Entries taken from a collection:
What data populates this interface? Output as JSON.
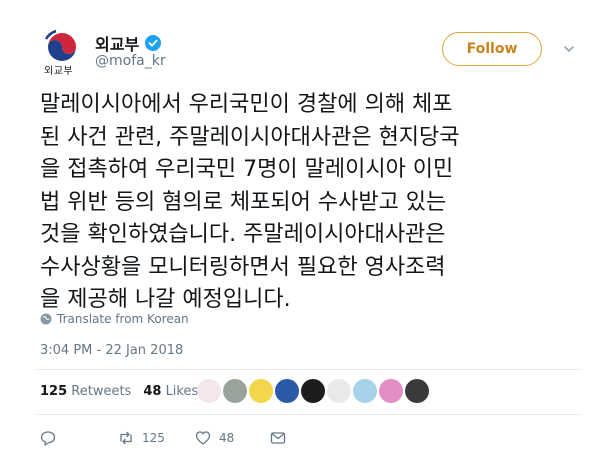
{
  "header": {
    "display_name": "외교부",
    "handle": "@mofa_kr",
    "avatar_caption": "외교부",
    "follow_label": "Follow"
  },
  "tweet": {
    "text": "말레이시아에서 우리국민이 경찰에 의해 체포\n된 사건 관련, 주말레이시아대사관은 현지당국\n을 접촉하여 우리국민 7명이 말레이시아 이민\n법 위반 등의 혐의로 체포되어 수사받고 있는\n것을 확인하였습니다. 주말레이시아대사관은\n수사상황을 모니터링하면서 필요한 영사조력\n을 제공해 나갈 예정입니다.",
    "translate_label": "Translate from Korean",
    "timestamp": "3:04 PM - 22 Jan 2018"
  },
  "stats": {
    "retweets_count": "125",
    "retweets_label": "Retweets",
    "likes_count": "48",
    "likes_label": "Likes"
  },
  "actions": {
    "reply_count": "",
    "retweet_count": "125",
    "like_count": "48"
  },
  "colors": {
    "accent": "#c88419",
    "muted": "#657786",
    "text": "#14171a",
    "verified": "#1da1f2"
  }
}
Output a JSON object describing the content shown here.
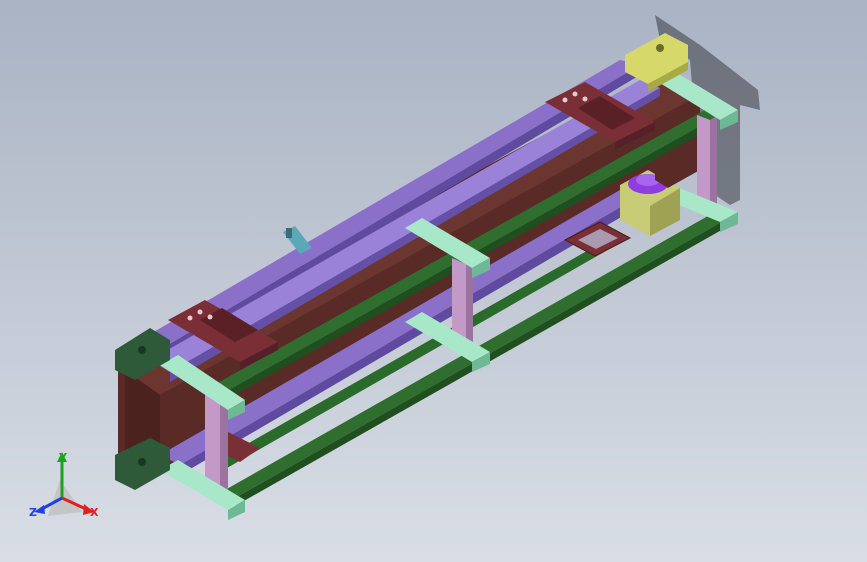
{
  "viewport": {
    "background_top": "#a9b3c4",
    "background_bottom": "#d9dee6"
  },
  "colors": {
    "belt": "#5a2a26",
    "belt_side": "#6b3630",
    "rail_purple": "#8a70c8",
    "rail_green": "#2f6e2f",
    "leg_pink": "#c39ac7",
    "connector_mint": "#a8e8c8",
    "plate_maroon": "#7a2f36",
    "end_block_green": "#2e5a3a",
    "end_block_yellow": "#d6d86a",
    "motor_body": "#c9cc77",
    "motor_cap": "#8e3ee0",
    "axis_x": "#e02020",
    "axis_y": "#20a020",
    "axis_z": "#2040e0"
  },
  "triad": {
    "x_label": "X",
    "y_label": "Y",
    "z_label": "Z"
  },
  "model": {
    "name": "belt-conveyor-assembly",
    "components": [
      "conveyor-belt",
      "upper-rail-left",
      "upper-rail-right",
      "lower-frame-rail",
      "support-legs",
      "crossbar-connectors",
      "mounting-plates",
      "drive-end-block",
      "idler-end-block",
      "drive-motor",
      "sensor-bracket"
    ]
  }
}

* * *

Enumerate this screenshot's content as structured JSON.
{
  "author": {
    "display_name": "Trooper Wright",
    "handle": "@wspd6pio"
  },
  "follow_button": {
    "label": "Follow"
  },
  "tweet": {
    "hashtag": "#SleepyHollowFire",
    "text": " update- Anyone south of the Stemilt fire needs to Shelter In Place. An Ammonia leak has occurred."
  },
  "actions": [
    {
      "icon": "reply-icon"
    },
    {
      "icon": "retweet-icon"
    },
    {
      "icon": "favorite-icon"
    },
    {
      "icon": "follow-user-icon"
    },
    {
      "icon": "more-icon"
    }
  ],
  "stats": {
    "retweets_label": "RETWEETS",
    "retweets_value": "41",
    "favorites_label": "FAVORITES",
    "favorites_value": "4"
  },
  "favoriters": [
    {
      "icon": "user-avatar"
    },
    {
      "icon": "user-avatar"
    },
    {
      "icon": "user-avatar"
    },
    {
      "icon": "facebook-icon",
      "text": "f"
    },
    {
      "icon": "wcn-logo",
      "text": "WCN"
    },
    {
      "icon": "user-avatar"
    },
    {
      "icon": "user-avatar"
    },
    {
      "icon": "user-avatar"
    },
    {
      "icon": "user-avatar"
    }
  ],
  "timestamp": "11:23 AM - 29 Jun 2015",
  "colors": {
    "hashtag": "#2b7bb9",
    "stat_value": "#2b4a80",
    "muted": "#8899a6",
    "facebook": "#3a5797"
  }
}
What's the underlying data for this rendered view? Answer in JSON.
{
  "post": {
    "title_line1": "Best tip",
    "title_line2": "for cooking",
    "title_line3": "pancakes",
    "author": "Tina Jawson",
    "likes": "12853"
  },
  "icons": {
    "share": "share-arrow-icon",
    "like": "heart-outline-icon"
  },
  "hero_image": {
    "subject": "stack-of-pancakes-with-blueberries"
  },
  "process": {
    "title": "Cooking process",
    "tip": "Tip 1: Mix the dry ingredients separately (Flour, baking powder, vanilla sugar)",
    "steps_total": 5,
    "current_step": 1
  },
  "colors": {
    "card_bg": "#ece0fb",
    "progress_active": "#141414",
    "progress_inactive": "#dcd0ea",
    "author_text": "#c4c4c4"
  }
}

> **Exercise directions**:
Copy each line of the data that contains the word "facebook".

> **Answer to the task**:
      "icon": "facebook-icon",
    "facebook": "#3a5797"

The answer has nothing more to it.